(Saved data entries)

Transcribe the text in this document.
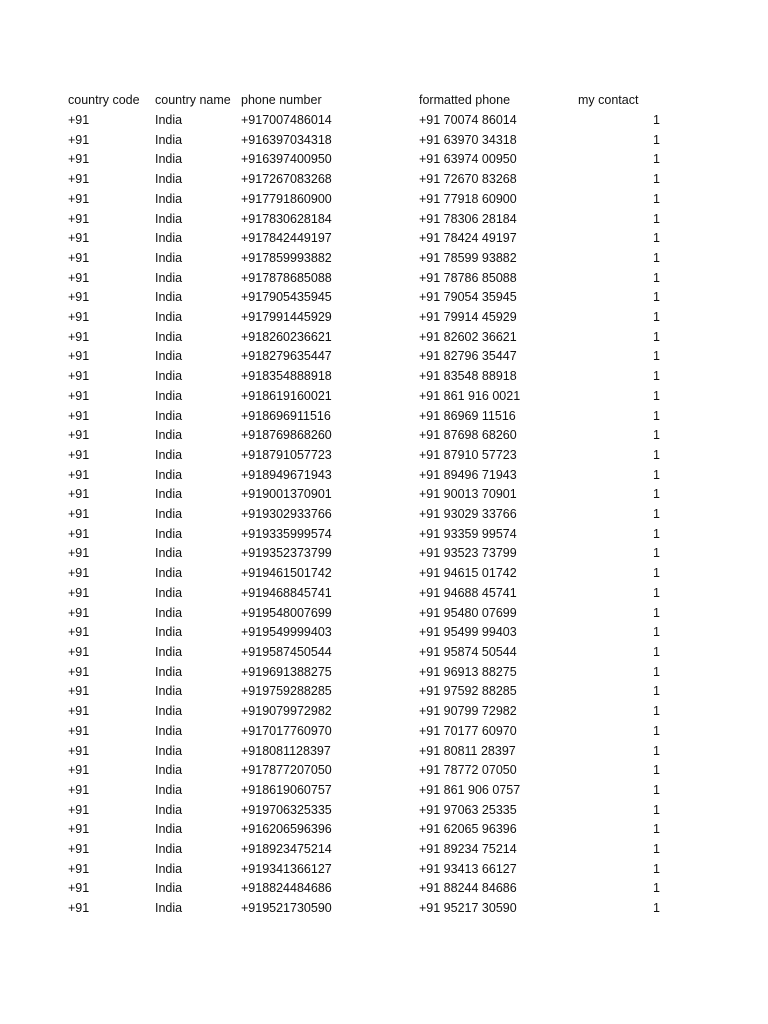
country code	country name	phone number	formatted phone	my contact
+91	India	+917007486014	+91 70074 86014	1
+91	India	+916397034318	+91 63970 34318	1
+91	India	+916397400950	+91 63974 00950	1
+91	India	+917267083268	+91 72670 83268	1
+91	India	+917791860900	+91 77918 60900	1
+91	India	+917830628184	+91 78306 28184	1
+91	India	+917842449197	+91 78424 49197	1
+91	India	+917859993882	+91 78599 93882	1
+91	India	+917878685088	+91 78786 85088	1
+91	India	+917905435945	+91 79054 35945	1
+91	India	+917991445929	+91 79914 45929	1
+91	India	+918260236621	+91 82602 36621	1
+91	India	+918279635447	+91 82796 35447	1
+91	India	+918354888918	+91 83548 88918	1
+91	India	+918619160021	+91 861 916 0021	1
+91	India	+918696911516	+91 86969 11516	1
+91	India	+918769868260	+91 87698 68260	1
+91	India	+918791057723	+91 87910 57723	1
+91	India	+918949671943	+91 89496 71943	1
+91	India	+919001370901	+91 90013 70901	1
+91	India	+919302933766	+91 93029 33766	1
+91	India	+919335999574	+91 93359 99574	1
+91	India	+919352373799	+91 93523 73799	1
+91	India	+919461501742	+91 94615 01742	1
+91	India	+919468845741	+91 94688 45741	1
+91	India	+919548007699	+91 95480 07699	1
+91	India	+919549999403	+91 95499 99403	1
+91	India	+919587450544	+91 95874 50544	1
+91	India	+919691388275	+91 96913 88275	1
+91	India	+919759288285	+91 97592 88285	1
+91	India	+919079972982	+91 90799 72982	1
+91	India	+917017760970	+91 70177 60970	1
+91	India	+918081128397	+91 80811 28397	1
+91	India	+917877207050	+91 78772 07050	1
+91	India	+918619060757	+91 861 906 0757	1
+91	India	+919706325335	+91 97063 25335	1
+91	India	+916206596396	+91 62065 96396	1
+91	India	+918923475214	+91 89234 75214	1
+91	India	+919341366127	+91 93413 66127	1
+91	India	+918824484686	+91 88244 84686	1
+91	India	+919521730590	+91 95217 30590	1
...
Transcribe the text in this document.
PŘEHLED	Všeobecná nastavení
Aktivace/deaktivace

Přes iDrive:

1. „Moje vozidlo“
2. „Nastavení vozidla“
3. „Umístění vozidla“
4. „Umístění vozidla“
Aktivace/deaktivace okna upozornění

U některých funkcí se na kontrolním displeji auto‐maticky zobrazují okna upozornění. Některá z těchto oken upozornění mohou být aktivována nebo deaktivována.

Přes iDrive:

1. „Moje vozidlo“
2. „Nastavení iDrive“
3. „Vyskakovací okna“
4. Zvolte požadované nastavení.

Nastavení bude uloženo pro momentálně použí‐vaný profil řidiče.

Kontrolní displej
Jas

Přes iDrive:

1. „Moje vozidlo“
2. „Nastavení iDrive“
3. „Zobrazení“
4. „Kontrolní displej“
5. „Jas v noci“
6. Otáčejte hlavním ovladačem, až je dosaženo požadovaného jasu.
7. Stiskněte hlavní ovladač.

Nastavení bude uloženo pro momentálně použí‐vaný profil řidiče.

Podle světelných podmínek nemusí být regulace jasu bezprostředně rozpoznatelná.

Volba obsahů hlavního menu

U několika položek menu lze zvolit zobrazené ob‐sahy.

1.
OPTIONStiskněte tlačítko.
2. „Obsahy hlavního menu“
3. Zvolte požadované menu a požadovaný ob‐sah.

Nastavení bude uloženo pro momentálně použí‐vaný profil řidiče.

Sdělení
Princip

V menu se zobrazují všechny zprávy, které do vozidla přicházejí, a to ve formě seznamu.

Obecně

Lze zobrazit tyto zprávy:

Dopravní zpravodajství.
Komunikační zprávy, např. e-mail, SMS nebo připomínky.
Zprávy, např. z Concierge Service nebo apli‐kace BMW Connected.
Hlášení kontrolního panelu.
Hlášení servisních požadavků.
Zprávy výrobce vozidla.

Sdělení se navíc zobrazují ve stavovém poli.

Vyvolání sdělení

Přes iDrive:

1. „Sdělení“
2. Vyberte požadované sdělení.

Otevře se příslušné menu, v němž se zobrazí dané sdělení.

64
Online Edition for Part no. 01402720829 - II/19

_Given problem:_
Provide only the number of lines in the records containing the string "jasu".

_The response:_
2